## Given instruction
Make an exact copy of all the entries below, with the pictures left out.

+++ Information given

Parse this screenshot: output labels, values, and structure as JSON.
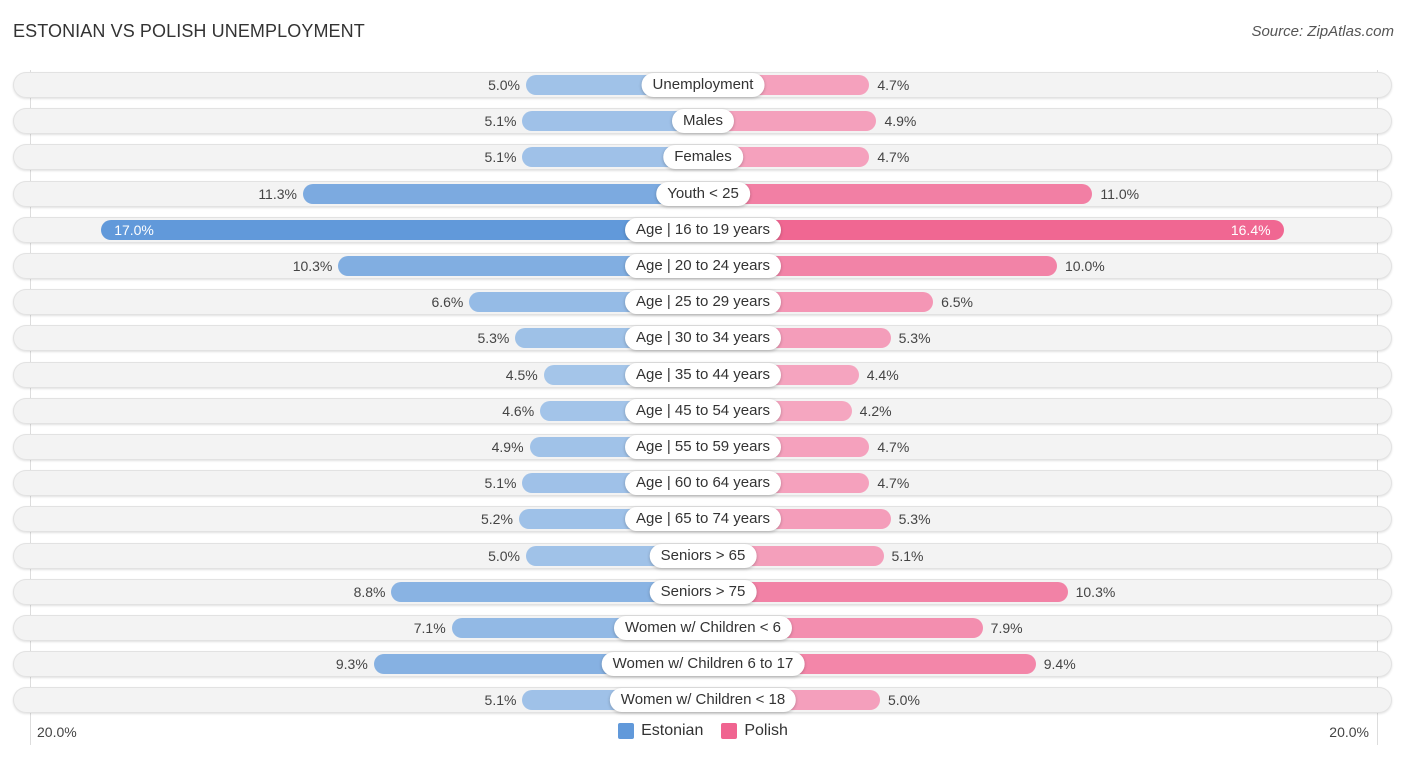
{
  "header": {
    "title": "ESTONIAN VS POLISH UNEMPLOYMENT",
    "source": "Source: ZipAtlas.com"
  },
  "colors": {
    "estonian_light": "#a9c8ea",
    "estonian_dark": "#6199da",
    "polish_light": "#f5a8c2",
    "polish_dark": "#f06490"
  },
  "chart_data": {
    "type": "bar",
    "orientation": "horizontal-diverging",
    "title": "ESTONIAN VS POLISH UNEMPLOYMENT",
    "categories": [
      "Unemployment",
      "Males",
      "Females",
      "Youth < 25",
      "Age | 16 to 19 years",
      "Age | 20 to 24 years",
      "Age | 25 to 29 years",
      "Age | 30 to 34 years",
      "Age | 35 to 44 years",
      "Age | 45 to 54 years",
      "Age | 55 to 59 years",
      "Age | 60 to 64 years",
      "Age | 65 to 74 years",
      "Seniors > 65",
      "Seniors > 75",
      "Women w/ Children < 6",
      "Women w/ Children 6 to 17",
      "Women w/ Children < 18"
    ],
    "series": [
      {
        "name": "Estonian",
        "side": "left",
        "values": [
          5.0,
          5.1,
          5.1,
          11.3,
          17.0,
          10.3,
          6.6,
          5.3,
          4.5,
          4.6,
          4.9,
          5.1,
          5.2,
          5.0,
          8.8,
          7.1,
          9.3,
          5.1
        ],
        "labels": [
          "5.0%",
          "5.1%",
          "5.1%",
          "11.3%",
          "17.0%",
          "10.3%",
          "6.6%",
          "5.3%",
          "4.5%",
          "4.6%",
          "4.9%",
          "5.1%",
          "5.2%",
          "5.0%",
          "8.8%",
          "7.1%",
          "9.3%",
          "5.1%"
        ]
      },
      {
        "name": "Polish",
        "side": "right",
        "values": [
          4.7,
          4.9,
          4.7,
          11.0,
          16.4,
          10.0,
          6.5,
          5.3,
          4.4,
          4.2,
          4.7,
          4.7,
          5.3,
          5.1,
          10.3,
          7.9,
          9.4,
          5.0
        ],
        "labels": [
          "4.7%",
          "4.9%",
          "4.7%",
          "11.0%",
          "16.4%",
          "10.0%",
          "6.5%",
          "5.3%",
          "4.4%",
          "4.2%",
          "4.7%",
          "4.7%",
          "5.3%",
          "5.1%",
          "10.3%",
          "7.9%",
          "9.4%",
          "5.0%"
        ]
      }
    ],
    "xlim": [
      -20,
      20
    ],
    "axis_labels": {
      "left": "20.0%",
      "right": "20.0%"
    },
    "unit": "%",
    "legend": {
      "position": "bottom-center",
      "entries": [
        "Estonian",
        "Polish"
      ]
    },
    "grid": false
  }
}
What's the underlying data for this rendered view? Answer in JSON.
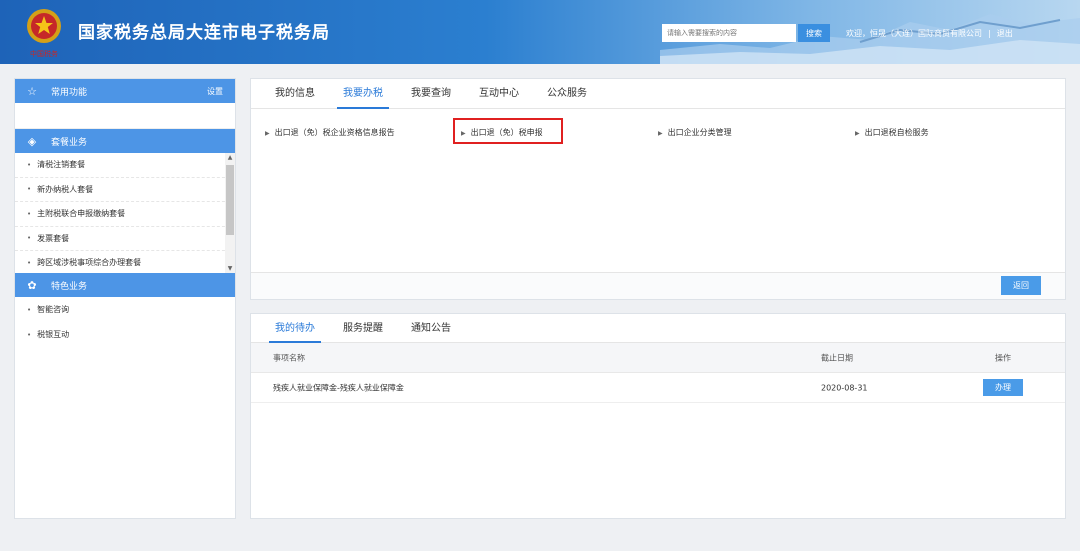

++++++

## Reply
Parse this screenshot: output labels, values, and structure as JSON.
{
  "header": {
    "title": "ESTONIAN VS POLISH UNEMPLOYMENT",
    "source": "Source: ZipAtlas.com"
  },
  "colors": {
    "estonian_light": "#a9c8ea",
    "estonian_dark": "#6199da",
    "polish_light": "#f5a8c2",
    "polish_dark": "#f06490"
  },
  "chart_data": {
    "type": "bar",
    "orientation": "horizontal-diverging",
    "title": "ESTONIAN VS POLISH UNEMPLOYMENT",
    "categories": [
      "Unemployment",
      "Males",
      "Females",
      "Youth < 25",
      "Age | 16 to 19 years",
      "Age | 20 to 24 years",
      "Age | 25 to 29 years",
      "Age | 30 to 34 years",
      "Age | 35 to 44 years",
      "Age | 45 to 54 years",
      "Age | 55 to 59 years",
      "Age | 60 to 64 years",
      "Age | 65 to 74 years",
      "Seniors > 65",
      "Seniors > 75",
      "Women w/ Children < 6",
      "Women w/ Children 6 to 17",
      "Women w/ Children < 18"
    ],
    "series": [
      {
        "name": "Estonian",
        "side": "left",
        "values": [
          5.0,
          5.1,
          5.1,
          11.3,
          17.0,
          10.3,
          6.6,
          5.3,
          4.5,
          4.6,
          4.9,
          5.1,
          5.2,
          5.0,
          8.8,
          7.1,
          9.3,
          5.1
        ],
        "labels": [
          "5.0%",
          "5.1%",
          "5.1%",
          "11.3%",
          "17.0%",
          "10.3%",
          "6.6%",
          "5.3%",
          "4.5%",
          "4.6%",
          "4.9%",
          "5.1%",
          "5.2%",
          "5.0%",
          "8.8%",
          "7.1%",
          "9.3%",
          "5.1%"
        ]
      },
      {
        "name": "Polish",
        "side": "right",
        "values": [
          4.7,
          4.9,
          4.7,
          11.0,
          16.4,
          10.0,
          6.5,
          5.3,
          4.4,
          4.2,
          4.7,
          4.7,
          5.3,
          5.1,
          10.3,
          7.9,
          9.4,
          5.0
        ],
        "labels": [
          "4.7%",
          "4.9%",
          "4.7%",
          "11.0%",
          "16.4%",
          "10.0%",
          "6.5%",
          "5.3%",
          "4.4%",
          "4.2%",
          "4.7%",
          "4.7%",
          "5.3%",
          "5.1%",
          "10.3%",
          "7.9%",
          "9.4%",
          "5.0%"
        ]
      }
    ],
    "xlim": [
      -20,
      20
    ],
    "axis_labels": {
      "left": "20.0%",
      "right": "20.0%"
    },
    "unit": "%",
    "legend": {
      "position": "bottom-center",
      "entries": [
        "Estonian",
        "Polish"
      ]
    },
    "grid": false
  }
}
What's the underlying data for this rendered view? Answer in JSON.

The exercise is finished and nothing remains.